Required work | All of the material below is to be retyped exactly.

Exercise material |

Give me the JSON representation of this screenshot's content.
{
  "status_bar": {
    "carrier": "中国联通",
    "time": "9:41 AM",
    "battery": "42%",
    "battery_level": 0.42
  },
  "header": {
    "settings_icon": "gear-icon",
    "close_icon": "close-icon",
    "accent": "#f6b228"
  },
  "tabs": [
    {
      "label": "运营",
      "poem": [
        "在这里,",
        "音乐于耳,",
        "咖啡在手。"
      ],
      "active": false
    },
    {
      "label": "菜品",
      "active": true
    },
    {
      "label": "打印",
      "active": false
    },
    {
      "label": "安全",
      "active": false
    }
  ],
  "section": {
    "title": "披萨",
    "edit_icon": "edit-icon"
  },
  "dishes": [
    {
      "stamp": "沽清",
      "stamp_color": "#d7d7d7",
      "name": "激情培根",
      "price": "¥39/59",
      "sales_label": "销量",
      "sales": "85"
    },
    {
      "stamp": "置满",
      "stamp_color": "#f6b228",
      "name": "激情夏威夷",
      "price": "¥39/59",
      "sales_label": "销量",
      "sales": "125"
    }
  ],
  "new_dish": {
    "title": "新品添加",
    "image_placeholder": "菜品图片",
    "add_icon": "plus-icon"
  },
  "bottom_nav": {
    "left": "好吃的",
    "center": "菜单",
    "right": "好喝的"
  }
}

Written response |
Give me the JSON representation of this screenshot's content.
{
  "status_bar": {
    "carrier": "中国联通",
    "time": "9:41 AM",
    "battery": "42%",
    "battery_level": 0.42
  },
  "header": {
    "settings_icon": "gear-icon",
    "close_icon": "close-icon",
    "accent": "#f6b228"
  },
  "tabs": [
    {
      "label": "运营",
      "poem": [
        "在这里,",
        "音乐于耳,",
        "咖啡在手。"
      ],
      "active": false
    },
    {
      "label": "菜品",
      "active": true
    },
    {
      "label": "打印",
      "active": false
    },
    {
      "label": "安全",
      "active": false
    }
  ],
  "section": {
    "title": "披萨",
    "edit_icon": "edit-icon"
  },
  "dishes": [
    {
      "stamp": "沽清",
      "stamp_color": "#d7d7d7",
      "name": "激情培根",
      "price": "¥39/59",
      "sales_label": "销量",
      "sales": "85"
    },
    {
      "stamp": "置满",
      "stamp_color": "#f6b228",
      "name": "激情夏威夷",
      "price": "¥39/59",
      "sales_label": "销量",
      "sales": "125"
    }
  ],
  "new_dish": {
    "title": "新品添加",
    "image_placeholder": "菜品图片",
    "add_icon": "plus-icon"
  },
  "bottom_nav": {
    "left": "好吃的",
    "center": "菜单",
    "right": "好喝的"
  }
}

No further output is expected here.